Restate the data exactly as given and keep the pictures out.

[Begin Source records]

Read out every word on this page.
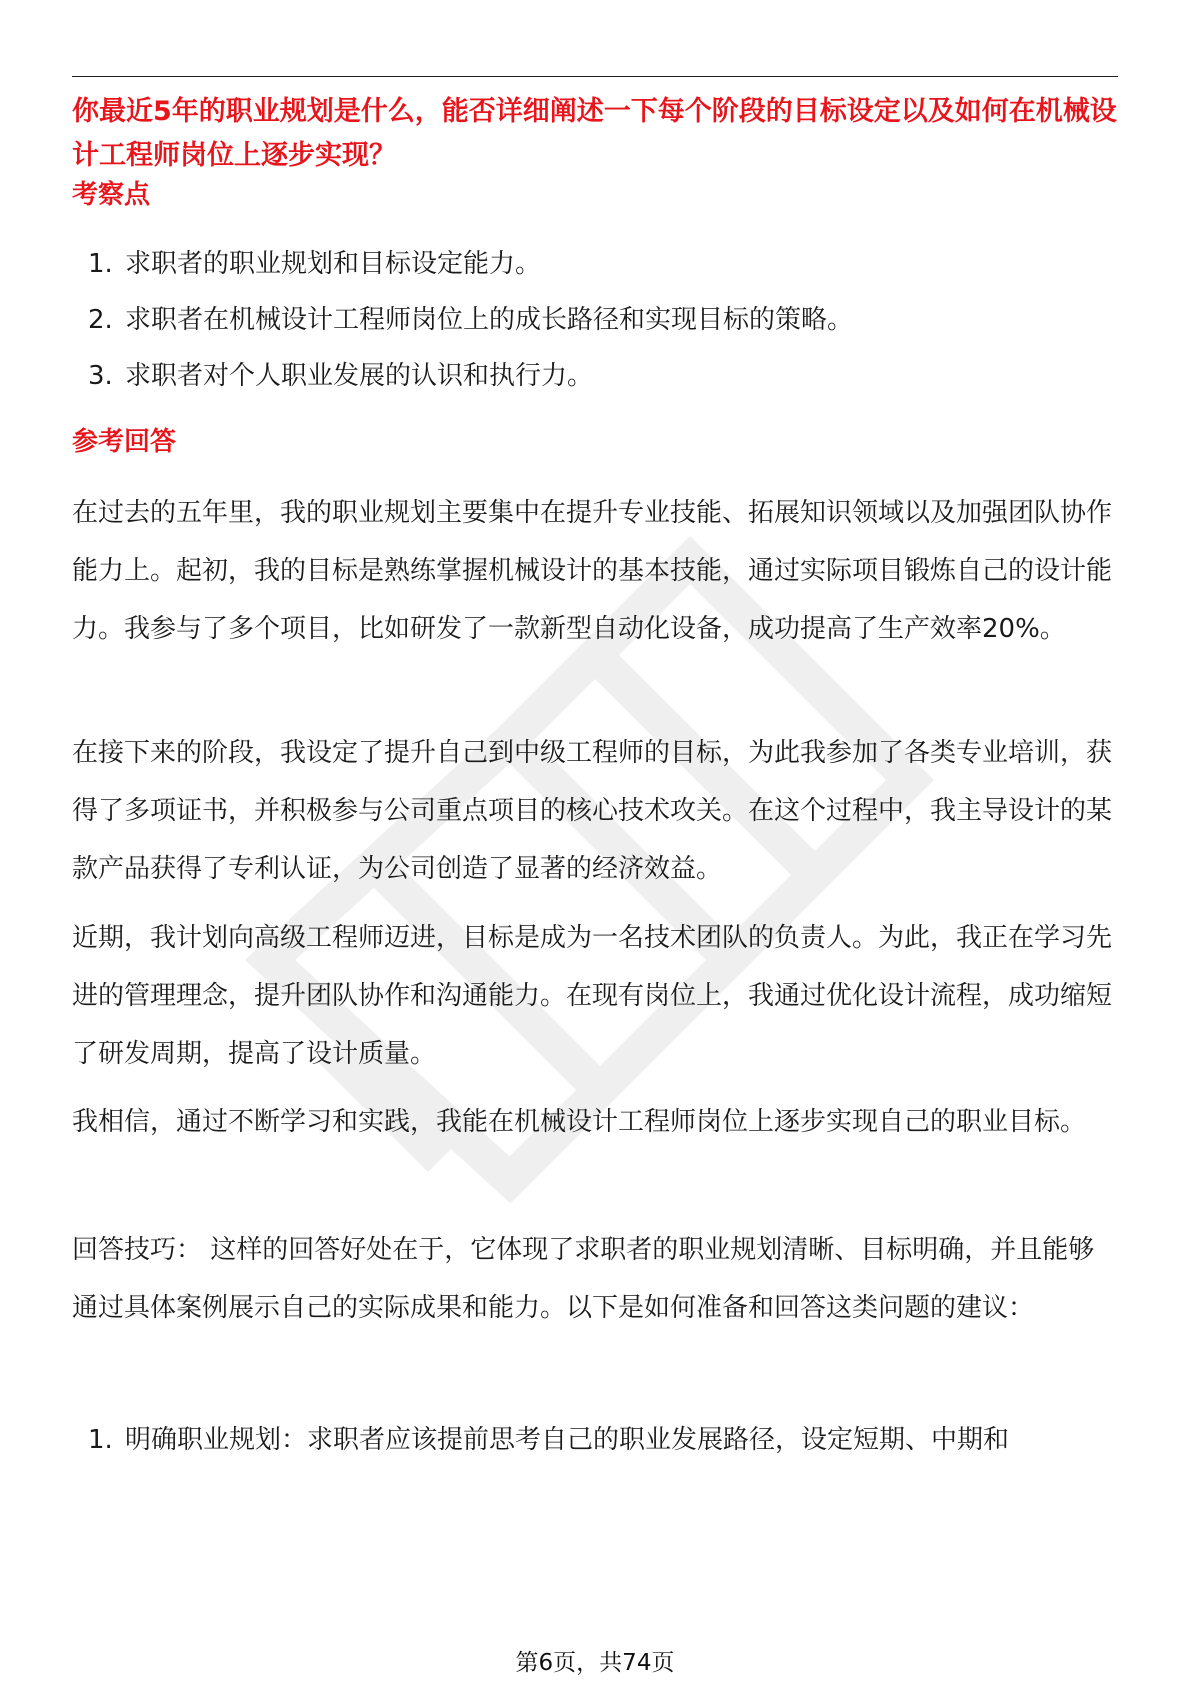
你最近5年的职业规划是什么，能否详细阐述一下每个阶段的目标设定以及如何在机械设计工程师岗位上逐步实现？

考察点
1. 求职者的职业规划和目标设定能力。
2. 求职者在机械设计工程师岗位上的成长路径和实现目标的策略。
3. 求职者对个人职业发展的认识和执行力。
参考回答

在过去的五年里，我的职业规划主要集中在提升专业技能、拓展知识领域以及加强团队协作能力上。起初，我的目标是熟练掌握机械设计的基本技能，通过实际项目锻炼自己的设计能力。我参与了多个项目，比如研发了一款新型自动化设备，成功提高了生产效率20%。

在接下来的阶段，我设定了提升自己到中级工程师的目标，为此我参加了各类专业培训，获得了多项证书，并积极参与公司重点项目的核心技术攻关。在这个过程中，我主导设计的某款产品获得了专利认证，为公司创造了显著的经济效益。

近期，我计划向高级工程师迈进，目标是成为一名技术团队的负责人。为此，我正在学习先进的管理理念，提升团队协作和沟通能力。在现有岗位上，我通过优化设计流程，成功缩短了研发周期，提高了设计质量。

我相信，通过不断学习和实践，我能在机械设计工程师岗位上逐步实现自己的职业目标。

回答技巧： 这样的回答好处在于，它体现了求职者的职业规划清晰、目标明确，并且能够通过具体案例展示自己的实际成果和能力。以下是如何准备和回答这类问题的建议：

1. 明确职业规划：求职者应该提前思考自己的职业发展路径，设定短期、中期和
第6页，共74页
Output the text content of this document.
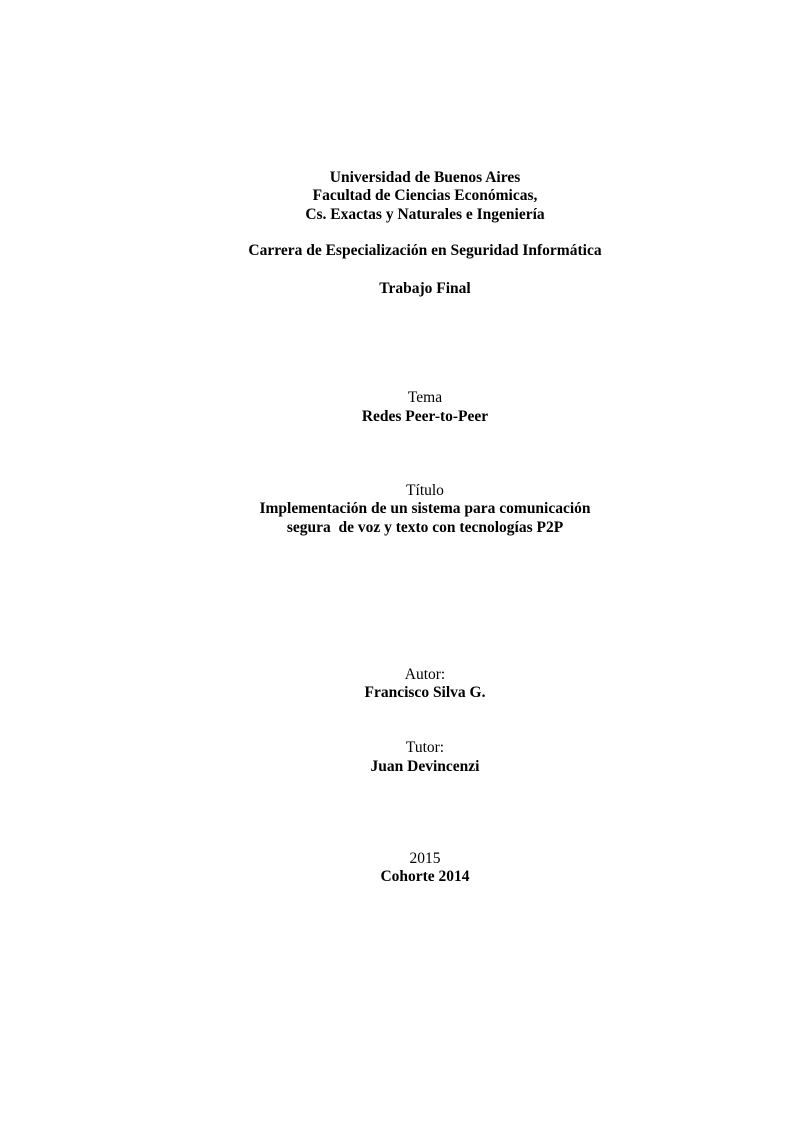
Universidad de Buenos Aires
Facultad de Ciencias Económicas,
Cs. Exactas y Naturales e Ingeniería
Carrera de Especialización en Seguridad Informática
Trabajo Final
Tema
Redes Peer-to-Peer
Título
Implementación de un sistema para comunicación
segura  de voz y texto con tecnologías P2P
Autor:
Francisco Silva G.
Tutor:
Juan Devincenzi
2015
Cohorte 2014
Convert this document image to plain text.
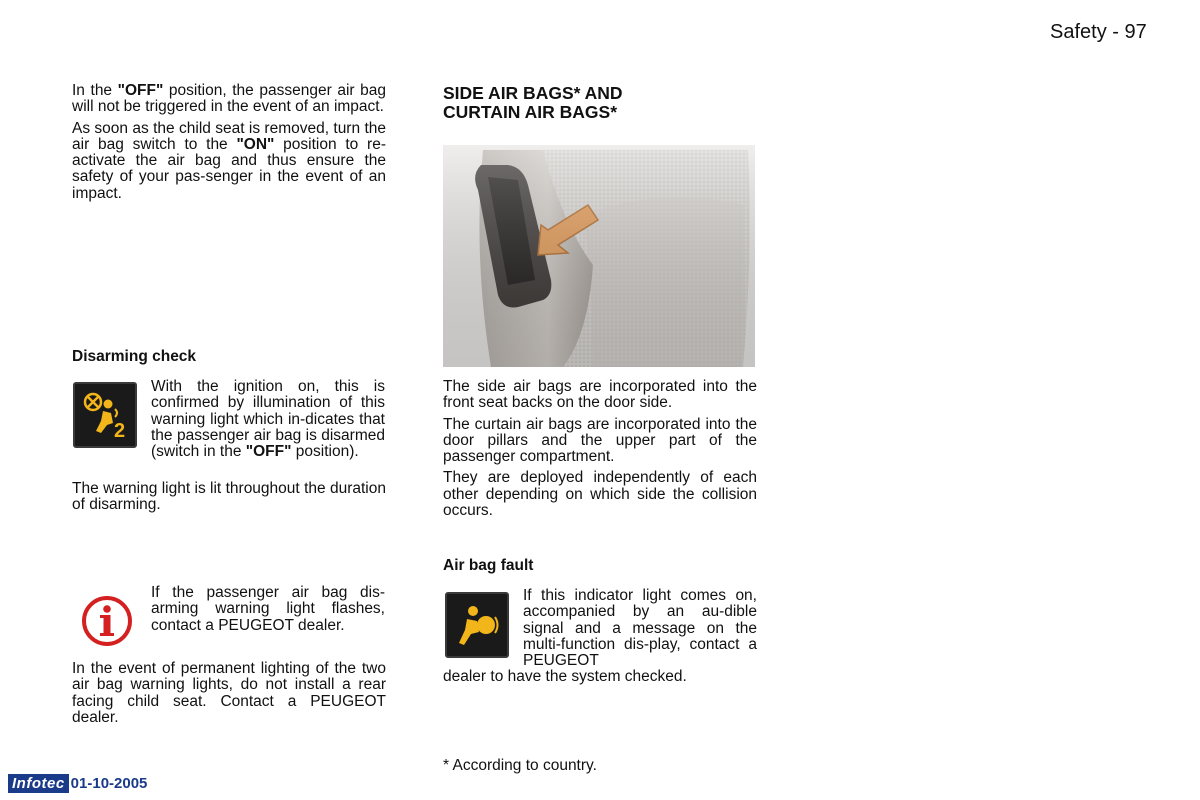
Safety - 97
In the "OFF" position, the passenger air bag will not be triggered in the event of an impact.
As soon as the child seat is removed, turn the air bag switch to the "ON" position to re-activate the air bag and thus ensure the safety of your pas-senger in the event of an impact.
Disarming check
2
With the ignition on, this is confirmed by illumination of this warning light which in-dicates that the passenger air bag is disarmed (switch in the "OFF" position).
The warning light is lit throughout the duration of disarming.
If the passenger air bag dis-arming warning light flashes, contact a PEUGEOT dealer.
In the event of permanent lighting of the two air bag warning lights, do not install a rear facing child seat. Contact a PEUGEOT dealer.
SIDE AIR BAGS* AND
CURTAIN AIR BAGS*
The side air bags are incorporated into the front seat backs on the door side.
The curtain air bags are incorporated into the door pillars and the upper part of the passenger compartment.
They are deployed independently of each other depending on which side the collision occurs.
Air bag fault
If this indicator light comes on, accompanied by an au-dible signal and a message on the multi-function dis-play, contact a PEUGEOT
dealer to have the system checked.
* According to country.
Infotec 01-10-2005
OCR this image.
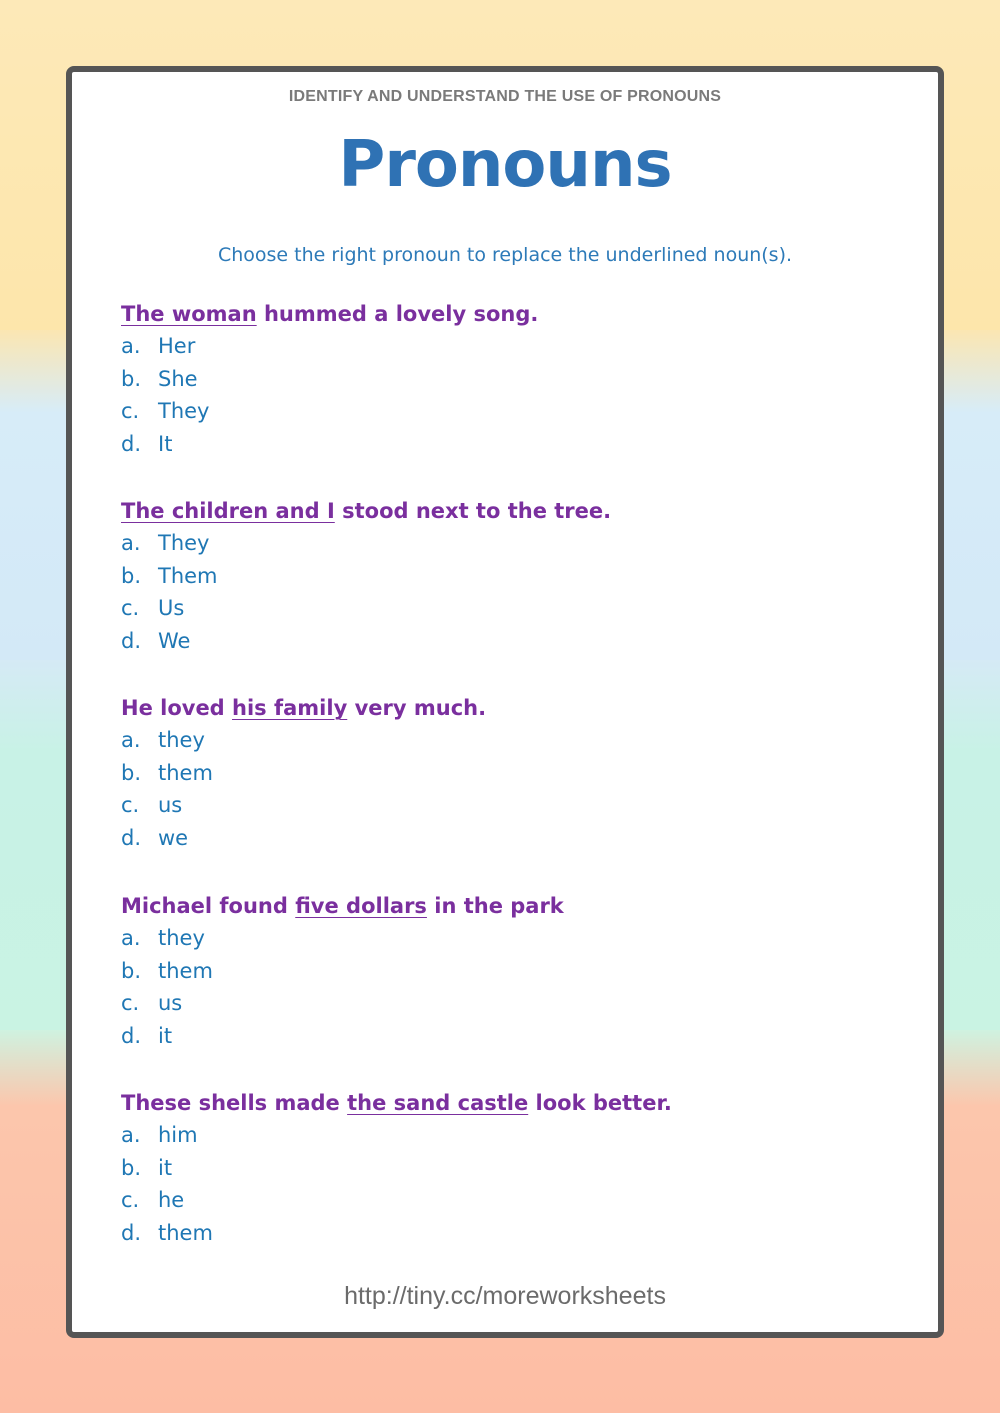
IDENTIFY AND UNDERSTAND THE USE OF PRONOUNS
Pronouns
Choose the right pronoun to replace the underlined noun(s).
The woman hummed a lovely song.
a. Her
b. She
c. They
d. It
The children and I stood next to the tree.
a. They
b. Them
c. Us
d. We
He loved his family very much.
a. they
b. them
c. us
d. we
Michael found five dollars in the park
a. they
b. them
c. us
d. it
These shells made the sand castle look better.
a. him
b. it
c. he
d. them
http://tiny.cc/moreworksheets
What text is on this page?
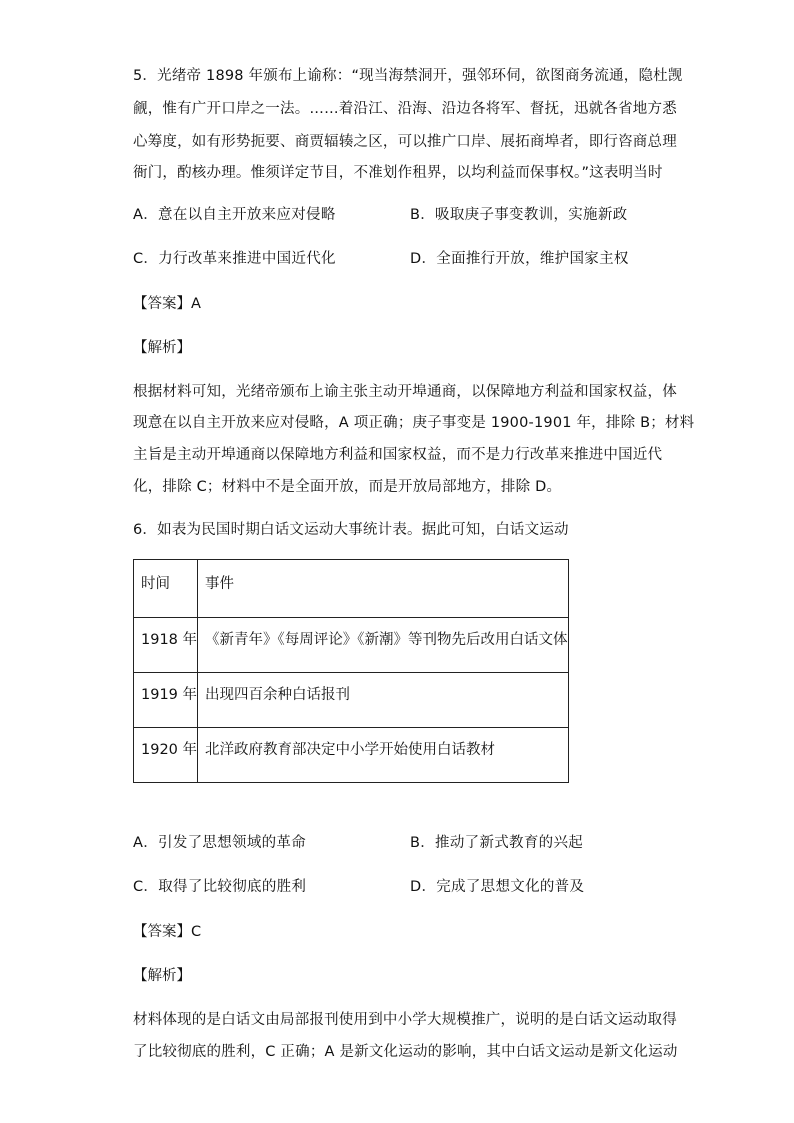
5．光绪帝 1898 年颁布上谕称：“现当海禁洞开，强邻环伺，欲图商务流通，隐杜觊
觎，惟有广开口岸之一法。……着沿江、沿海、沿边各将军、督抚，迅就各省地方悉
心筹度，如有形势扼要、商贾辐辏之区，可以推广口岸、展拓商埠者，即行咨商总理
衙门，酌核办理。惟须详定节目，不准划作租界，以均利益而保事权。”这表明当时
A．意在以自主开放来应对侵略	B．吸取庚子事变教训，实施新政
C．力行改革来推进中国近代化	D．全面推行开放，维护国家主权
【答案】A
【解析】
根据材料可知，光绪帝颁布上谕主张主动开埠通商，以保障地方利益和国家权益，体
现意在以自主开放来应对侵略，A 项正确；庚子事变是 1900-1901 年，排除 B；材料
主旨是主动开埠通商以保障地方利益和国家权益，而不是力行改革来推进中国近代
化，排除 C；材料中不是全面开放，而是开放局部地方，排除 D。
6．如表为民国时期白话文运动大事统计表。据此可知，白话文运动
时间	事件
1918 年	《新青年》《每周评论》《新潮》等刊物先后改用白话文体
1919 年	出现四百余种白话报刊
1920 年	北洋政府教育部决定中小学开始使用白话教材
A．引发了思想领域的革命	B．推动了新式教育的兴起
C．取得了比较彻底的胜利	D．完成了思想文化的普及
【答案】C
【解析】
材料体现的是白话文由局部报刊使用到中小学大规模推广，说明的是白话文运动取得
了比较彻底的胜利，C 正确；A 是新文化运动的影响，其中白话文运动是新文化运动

[End Source records]

▸ **The answer**:
Read out every word on this page.
你最近5年的职业规划是什么，能否详细阐述一下每个阶段的目标设定以及如何在机械设计工程师岗位上逐步实现？

考察点
1. 求职者的职业规划和目标设定能力。
2. 求职者在机械设计工程师岗位上的成长路径和实现目标的策略。
3. 求职者对个人职业发展的认识和执行力。
参考回答

在过去的五年里，我的职业规划主要集中在提升专业技能、拓展知识领域以及加强团队协作能力上。起初，我的目标是熟练掌握机械设计的基本技能，通过实际项目锻炼自己的设计能力。我参与了多个项目，比如研发了一款新型自动化设备，成功提高了生产效率20%。

在接下来的阶段，我设定了提升自己到中级工程师的目标，为此我参加了各类专业培训，获得了多项证书，并积极参与公司重点项目的核心技术攻关。在这个过程中，我主导设计的某款产品获得了专利认证，为公司创造了显著的经济效益。

近期，我计划向高级工程师迈进，目标是成为一名技术团队的负责人。为此，我正在学习先进的管理理念，提升团队协作和沟通能力。在现有岗位上，我通过优化设计流程，成功缩短了研发周期，提高了设计质量。

我相信，通过不断学习和实践，我能在机械设计工程师岗位上逐步实现自己的职业目标。

回答技巧： 这样的回答好处在于，它体现了求职者的职业规划清晰、目标明确，并且能够通过具体案例展示自己的实际成果和能力。以下是如何准备和回答这类问题的建议：

1. 明确职业规划：求职者应该提前思考自己的职业发展路径，设定短期、中期和
第6页，共74页
Output the text content of this document.
Universidad de Buenos Aires
Facultad de Ciencias Económicas,
Cs. Exactas y Naturales e Ingeniería
Carrera de Especialización en Seguridad Informática
Trabajo Final
Tema
Redes Peer-to-Peer
Título
Implementación de un sistema para comunicación
segura  de voz y texto con tecnologías P2P
Autor:
Francisco Silva G.
Tutor:
Juan Devincenzi
2015
Cohorte 2014
Convert this document image to plain text.
Safety - 97
In the "OFF" position, the passenger air bag will not be triggered in the event of an impact.
As soon as the child seat is removed, turn the air bag switch to the "ON" position to re-activate the air bag and thus ensure the safety of your pas-senger in the event of an impact.
Disarming check
2
With the ignition on, this is confirmed by illumination of this warning light which in-dicates that the passenger air bag is disarmed (switch in the "OFF" position).
The warning light is lit throughout the duration of disarming.
If the passenger air bag dis-arming warning light flashes, contact a PEUGEOT dealer.
In the event of permanent lighting of the two air bag warning lights, do not install a rear facing child seat. Contact a PEUGEOT dealer.
SIDE AIR BAGS* AND
CURTAIN AIR BAGS*
The side air bags are incorporated into the front seat backs on the door side.
The curtain air bags are incorporated into the door pillars and the upper part of the passenger compartment.
They are deployed independently of each other depending on which side the collision occurs.
Air bag fault
If this indicator light comes on, accompanied by an au-dible signal and a message on the multi-function dis-play, contact a PEUGEOT
dealer to have the system checked.
* According to country.
Infotec 01-10-2005
OCR this image.
IDENTIFY AND UNDERSTAND THE USE OF PRONOUNS
Pronouns
Choose the right pronoun to replace the underlined noun(s).
The woman hummed a lovely song.
a. Her
b. She
c. They
d. It
The children and I stood next to the tree.
a. They
b. Them
c. Us
d. We
He loved his family very much.
a. they
b. them
c. us
d. we
Michael found five dollars in the park
a. they
b. them
c. us
d. it
These shells made the sand castle look better.
a. him
b. it
c. he
d. them
http://tiny.cc/moreworksheets
What text is on this page?
5．光绪帝 1898 年颁布上谕称：“现当海禁洞开，强邻环伺，欲图商务流通，隐杜觊
觎，惟有广开口岸之一法。……着沿江、沿海、沿边各将军、督抚，迅就各省地方悉
心筹度，如有形势扼要、商贾辐辏之区，可以推广口岸、展拓商埠者，即行咨商总理
衙门，酌核办理。惟须详定节目，不准划作租界，以均利益而保事权。”这表明当时
A．意在以自主开放来应对侵略	B．吸取庚子事变教训，实施新政
C．力行改革来推进中国近代化	D．全面推行开放，维护国家主权
【答案】A
【解析】
根据材料可知，光绪帝颁布上谕主张主动开埠通商，以保障地方利益和国家权益，体
现意在以自主开放来应对侵略，A 项正确；庚子事变是 1900-1901 年，排除 B；材料
主旨是主动开埠通商以保障地方利益和国家权益，而不是力行改革来推进中国近代
化，排除 C；材料中不是全面开放，而是开放局部地方，排除 D。
6．如表为民国时期白话文运动大事统计表。据此可知，白话文运动
时间	事件
1918 年	《新青年》《每周评论》《新潮》等刊物先后改用白话文体
1919 年	出现四百余种白话报刊
1920 年	北洋政府教育部决定中小学开始使用白话教材
A．引发了思想领域的革命	B．推动了新式教育的兴起
C．取得了比较彻底的胜利	D．完成了思想文化的普及
【答案】C
【解析】
材料体现的是白话文由局部报刊使用到中小学大规模推广，说明的是白话文运动取得
了比较彻底的胜利，C 正确；A 是新文化运动的影响，其中白话文运动是新文化运动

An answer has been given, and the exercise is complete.